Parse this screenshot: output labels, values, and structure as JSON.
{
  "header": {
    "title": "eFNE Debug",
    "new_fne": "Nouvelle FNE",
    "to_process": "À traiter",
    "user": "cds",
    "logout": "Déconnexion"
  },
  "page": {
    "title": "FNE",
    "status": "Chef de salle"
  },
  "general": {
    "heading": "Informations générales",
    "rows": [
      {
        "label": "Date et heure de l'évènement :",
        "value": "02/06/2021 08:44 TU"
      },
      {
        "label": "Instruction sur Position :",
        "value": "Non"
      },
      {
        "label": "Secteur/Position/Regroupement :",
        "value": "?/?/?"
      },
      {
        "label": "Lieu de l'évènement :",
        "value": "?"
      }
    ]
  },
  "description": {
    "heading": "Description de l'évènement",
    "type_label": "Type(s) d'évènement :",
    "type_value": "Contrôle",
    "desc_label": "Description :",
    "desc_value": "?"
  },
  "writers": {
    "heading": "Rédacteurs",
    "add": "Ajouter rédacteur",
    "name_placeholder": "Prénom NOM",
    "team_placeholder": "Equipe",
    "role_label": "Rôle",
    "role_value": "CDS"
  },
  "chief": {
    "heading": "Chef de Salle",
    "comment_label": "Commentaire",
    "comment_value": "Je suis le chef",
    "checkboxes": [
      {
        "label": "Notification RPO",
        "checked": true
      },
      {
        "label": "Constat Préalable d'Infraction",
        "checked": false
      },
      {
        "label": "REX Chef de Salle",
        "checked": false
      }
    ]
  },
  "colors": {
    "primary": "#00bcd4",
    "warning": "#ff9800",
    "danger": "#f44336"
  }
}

What the task asks:
Each record should come back exactly as written.

Completed task:
Parse this screenshot: output labels, values, and structure as JSON.
{
  "header": {
    "title": "eFNE Debug",
    "new_fne": "Nouvelle FNE",
    "to_process": "À traiter",
    "user": "cds",
    "logout": "Déconnexion"
  },
  "page": {
    "title": "FNE",
    "status": "Chef de salle"
  },
  "general": {
    "heading": "Informations générales",
    "rows": [
      {
        "label": "Date et heure de l'évènement :",
        "value": "02/06/2021 08:44 TU"
      },
      {
        "label": "Instruction sur Position :",
        "value": "Non"
      },
      {
        "label": "Secteur/Position/Regroupement :",
        "value": "?/?/?"
      },
      {
        "label": "Lieu de l'évènement :",
        "value": "?"
      }
    ]
  },
  "description": {
    "heading": "Description de l'évènement",
    "type_label": "Type(s) d'évènement :",
    "type_value": "Contrôle",
    "desc_label": "Description :",
    "desc_value": "?"
  },
  "writers": {
    "heading": "Rédacteurs",
    "add": "Ajouter rédacteur",
    "name_placeholder": "Prénom NOM",
    "team_placeholder": "Equipe",
    "role_label": "Rôle",
    "role_value": "CDS"
  },
  "chief": {
    "heading": "Chef de Salle",
    "comment_label": "Commentaire",
    "comment_value": "Je suis le chef",
    "checkboxes": [
      {
        "label": "Notification RPO",
        "checked": true
      },
      {
        "label": "Constat Préalable d'Infraction",
        "checked": false
      },
      {
        "label": "REX Chef de Salle",
        "checked": false
      }
    ]
  },
  "colors": {
    "primary": "#00bcd4",
    "warning": "#ff9800",
    "danger": "#f44336"
  }
}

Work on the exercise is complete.